CHALLENGE: Reproduce the listing below exactly, from its first line up to and including the line that contains "dialog-client-area: 远程桌面 连接".

RECORDS FOR PROCESSING:
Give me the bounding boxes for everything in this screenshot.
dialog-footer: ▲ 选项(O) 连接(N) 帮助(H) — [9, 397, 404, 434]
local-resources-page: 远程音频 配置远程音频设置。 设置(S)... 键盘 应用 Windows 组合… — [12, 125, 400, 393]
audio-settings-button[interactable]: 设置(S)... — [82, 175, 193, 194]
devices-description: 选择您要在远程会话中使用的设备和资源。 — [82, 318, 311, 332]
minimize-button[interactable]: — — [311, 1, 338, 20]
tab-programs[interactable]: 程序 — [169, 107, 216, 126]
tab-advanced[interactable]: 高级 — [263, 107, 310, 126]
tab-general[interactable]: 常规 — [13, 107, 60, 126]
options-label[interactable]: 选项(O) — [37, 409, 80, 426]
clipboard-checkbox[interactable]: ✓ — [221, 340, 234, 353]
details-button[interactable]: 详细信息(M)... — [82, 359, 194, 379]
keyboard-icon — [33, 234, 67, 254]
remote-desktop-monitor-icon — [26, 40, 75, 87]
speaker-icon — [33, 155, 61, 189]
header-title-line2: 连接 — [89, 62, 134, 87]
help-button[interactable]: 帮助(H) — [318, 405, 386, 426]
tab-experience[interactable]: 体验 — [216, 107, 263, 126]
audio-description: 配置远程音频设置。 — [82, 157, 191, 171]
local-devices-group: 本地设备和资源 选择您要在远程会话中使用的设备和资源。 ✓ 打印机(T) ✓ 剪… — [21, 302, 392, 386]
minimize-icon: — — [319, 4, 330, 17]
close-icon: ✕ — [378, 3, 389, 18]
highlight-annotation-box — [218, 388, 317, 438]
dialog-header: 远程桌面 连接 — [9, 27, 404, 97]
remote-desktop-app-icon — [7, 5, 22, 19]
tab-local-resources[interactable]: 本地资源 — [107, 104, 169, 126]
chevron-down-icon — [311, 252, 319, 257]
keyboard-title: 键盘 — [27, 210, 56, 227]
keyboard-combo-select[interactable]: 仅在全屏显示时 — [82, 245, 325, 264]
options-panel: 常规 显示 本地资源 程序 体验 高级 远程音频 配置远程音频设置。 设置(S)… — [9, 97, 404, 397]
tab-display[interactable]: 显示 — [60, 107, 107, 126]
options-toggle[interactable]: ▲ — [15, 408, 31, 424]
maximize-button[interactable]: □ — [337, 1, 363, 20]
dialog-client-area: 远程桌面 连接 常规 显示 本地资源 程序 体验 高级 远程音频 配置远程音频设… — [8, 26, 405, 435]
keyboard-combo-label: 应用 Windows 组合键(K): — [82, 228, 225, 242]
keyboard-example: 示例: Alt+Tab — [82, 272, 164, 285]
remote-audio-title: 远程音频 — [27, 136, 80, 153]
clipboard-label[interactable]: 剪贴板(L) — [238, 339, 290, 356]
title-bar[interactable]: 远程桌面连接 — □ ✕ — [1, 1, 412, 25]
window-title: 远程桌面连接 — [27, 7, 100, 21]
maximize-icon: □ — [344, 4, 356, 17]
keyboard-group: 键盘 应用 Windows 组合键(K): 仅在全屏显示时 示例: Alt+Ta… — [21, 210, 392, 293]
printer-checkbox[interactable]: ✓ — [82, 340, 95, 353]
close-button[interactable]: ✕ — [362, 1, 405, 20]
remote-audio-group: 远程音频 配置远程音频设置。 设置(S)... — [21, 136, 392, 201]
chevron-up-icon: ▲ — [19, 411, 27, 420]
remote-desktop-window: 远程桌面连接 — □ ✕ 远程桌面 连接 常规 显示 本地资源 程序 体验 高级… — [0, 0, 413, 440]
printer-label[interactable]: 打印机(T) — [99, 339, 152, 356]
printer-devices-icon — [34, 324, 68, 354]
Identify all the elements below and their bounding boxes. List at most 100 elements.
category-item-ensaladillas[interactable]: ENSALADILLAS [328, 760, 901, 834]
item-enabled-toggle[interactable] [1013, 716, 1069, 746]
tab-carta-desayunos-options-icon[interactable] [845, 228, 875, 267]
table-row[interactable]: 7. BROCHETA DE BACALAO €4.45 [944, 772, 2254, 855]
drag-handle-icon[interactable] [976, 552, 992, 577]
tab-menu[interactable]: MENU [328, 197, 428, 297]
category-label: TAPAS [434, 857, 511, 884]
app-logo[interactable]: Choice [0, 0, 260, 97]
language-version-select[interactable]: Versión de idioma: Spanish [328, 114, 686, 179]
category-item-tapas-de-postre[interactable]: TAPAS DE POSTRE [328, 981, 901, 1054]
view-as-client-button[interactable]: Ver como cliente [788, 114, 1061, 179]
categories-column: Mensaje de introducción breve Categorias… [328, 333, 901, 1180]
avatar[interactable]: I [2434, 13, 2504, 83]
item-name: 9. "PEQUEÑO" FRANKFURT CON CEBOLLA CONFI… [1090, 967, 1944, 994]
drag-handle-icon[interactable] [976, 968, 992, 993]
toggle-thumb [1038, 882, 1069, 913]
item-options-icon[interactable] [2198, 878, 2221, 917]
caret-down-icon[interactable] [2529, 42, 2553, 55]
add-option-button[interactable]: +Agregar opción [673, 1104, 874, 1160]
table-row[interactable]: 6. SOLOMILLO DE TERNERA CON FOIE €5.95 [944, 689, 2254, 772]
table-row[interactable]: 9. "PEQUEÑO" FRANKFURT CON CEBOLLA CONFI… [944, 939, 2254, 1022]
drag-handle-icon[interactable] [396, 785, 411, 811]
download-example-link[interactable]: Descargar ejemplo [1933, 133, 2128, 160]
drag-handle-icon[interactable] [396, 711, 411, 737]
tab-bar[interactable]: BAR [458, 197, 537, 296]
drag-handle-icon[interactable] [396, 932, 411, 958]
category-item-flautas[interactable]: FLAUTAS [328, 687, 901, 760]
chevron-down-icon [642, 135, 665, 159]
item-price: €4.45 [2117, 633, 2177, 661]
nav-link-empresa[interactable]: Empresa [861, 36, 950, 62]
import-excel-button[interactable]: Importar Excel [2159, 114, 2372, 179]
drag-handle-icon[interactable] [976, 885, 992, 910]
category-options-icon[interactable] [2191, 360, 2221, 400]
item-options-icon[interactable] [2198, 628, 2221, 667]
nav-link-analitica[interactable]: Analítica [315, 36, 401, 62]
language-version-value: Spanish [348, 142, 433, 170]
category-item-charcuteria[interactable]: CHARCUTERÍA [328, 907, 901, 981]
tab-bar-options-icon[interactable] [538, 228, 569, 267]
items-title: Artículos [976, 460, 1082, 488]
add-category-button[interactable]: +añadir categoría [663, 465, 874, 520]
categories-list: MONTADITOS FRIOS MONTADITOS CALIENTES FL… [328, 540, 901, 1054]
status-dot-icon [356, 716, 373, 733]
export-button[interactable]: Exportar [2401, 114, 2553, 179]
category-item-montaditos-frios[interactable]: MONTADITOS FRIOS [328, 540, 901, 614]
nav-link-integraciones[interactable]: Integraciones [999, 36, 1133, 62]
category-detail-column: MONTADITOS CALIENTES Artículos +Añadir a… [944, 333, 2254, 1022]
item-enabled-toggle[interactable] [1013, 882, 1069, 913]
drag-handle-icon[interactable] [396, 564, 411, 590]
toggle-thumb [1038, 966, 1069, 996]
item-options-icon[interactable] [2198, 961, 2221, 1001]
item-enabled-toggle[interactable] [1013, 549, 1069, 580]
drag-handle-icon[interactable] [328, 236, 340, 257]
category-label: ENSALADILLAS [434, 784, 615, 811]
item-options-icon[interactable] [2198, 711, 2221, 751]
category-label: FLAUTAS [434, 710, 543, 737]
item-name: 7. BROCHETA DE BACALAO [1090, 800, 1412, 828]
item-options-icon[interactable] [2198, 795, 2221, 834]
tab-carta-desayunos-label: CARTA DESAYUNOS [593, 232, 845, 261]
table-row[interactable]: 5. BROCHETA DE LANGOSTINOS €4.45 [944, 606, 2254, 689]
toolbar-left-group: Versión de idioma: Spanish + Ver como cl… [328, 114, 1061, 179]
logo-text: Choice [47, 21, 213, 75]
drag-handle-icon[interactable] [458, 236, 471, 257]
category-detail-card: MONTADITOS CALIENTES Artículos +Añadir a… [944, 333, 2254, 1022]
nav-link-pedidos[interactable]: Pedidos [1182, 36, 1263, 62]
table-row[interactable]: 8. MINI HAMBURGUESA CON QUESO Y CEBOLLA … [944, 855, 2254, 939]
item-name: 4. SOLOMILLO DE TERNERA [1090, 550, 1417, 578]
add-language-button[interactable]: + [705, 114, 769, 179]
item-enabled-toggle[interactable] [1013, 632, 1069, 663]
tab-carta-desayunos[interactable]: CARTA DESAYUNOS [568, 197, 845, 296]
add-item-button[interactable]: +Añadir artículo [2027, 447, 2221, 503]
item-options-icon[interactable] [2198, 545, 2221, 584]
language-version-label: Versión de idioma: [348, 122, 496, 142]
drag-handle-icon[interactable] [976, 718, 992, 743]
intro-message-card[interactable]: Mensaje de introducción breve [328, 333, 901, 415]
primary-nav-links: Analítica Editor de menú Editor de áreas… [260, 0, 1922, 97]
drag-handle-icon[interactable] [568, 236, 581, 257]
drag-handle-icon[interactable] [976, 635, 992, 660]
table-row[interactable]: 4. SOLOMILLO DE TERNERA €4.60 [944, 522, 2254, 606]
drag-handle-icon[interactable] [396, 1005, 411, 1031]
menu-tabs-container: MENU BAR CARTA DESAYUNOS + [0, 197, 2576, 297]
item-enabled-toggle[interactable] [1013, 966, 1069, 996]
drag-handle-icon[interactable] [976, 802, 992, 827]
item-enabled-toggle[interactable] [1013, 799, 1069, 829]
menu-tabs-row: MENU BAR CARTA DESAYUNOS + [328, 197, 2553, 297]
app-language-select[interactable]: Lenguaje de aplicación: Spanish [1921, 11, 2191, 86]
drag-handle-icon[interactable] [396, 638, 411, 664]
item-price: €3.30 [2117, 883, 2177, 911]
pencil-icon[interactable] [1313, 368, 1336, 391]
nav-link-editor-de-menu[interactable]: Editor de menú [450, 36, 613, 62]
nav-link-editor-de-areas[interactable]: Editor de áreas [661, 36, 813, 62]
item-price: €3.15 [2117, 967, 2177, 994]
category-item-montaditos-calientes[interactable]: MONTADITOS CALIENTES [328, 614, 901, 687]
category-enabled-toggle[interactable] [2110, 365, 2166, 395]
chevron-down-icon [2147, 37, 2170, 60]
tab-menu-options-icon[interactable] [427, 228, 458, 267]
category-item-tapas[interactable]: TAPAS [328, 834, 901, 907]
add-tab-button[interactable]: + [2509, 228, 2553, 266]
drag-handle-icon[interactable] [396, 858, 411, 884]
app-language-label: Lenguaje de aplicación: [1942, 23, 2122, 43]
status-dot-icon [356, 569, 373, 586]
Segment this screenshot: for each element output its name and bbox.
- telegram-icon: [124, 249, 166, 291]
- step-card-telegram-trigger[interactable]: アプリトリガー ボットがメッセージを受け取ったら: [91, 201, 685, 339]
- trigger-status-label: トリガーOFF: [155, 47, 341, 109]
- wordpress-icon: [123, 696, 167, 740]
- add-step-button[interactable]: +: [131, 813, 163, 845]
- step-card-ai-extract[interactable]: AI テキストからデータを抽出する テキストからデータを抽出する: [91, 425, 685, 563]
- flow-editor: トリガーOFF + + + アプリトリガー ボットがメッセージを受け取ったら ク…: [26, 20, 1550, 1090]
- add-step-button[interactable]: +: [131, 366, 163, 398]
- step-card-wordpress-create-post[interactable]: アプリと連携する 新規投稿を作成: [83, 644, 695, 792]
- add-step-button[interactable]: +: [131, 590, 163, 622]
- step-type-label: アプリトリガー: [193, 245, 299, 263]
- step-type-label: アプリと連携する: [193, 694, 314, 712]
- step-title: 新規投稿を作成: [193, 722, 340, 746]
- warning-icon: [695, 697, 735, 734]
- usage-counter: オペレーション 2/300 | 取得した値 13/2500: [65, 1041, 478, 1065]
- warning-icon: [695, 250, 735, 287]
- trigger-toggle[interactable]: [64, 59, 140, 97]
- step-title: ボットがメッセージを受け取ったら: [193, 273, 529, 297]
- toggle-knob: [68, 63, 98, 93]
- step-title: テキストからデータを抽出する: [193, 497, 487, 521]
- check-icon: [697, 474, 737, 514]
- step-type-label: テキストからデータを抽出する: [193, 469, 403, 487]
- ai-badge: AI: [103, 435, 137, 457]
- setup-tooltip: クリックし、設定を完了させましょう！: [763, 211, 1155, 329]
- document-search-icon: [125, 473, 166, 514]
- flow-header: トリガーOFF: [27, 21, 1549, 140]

WRITTEN ANSWER:
Give me the bounding boxes for everything in this screenshot.
dialog-footer: ▲ 选项(O) 连接(N) 帮助(H) — [9, 397, 404, 434]
local-resources-page: 远程音频 配置远程音频设置。 设置(S)... 键盘 应用 Windows 组合… — [12, 125, 400, 393]
audio-settings-button[interactable]: 设置(S)... — [82, 175, 193, 194]
devices-description: 选择您要在远程会话中使用的设备和资源。 — [82, 318, 311, 332]
minimize-button[interactable]: — — [311, 1, 338, 20]
tab-programs[interactable]: 程序 — [169, 107, 216, 126]
tab-advanced[interactable]: 高级 — [263, 107, 310, 126]
tab-general[interactable]: 常规 — [13, 107, 60, 126]
options-label[interactable]: 选项(O) — [37, 409, 80, 426]
clipboard-checkbox[interactable]: ✓ — [221, 340, 234, 353]
details-button[interactable]: 详细信息(M)... — [82, 359, 194, 379]
keyboard-icon — [33, 234, 67, 254]
remote-desktop-monitor-icon — [26, 40, 75, 87]
speaker-icon — [33, 155, 61, 189]
header-title-line2: 连接 — [89, 62, 134, 87]
help-button[interactable]: 帮助(H) — [318, 405, 386, 426]
tab-experience[interactable]: 体验 — [216, 107, 263, 126]
audio-description: 配置远程音频设置。 — [82, 157, 191, 171]
local-devices-group: 本地设备和资源 选择您要在远程会话中使用的设备和资源。 ✓ 打印机(T) ✓ 剪… — [21, 302, 392, 386]
minimize-icon: — — [319, 4, 330, 17]
close-icon: ✕ — [378, 3, 389, 18]
highlight-annotation-box — [218, 388, 317, 438]
dialog-header: 远程桌面 连接 — [9, 27, 404, 97]
remote-desktop-app-icon — [7, 5, 22, 19]
tab-local-resources[interactable]: 本地资源 — [107, 104, 169, 126]
chevron-down-icon — [311, 252, 319, 257]
keyboard-title: 键盘 — [27, 210, 56, 227]
keyboard-combo-select[interactable]: 仅在全屏显示时 — [82, 245, 325, 264]
options-panel: 常规 显示 本地资源 程序 体验 高级 远程音频 配置远程音频设置。 设置(S)… — [9, 97, 404, 397]
tab-display[interactable]: 显示 — [60, 107, 107, 126]
options-toggle[interactable]: ▲ — [15, 408, 31, 424]
maximize-button[interactable]: □ — [337, 1, 363, 20]
dialog-client-area: 远程桌面 连接 常规 显示 本地资源 程序 体验 高级 远程音频 配置远程音频设… — [8, 26, 405, 435]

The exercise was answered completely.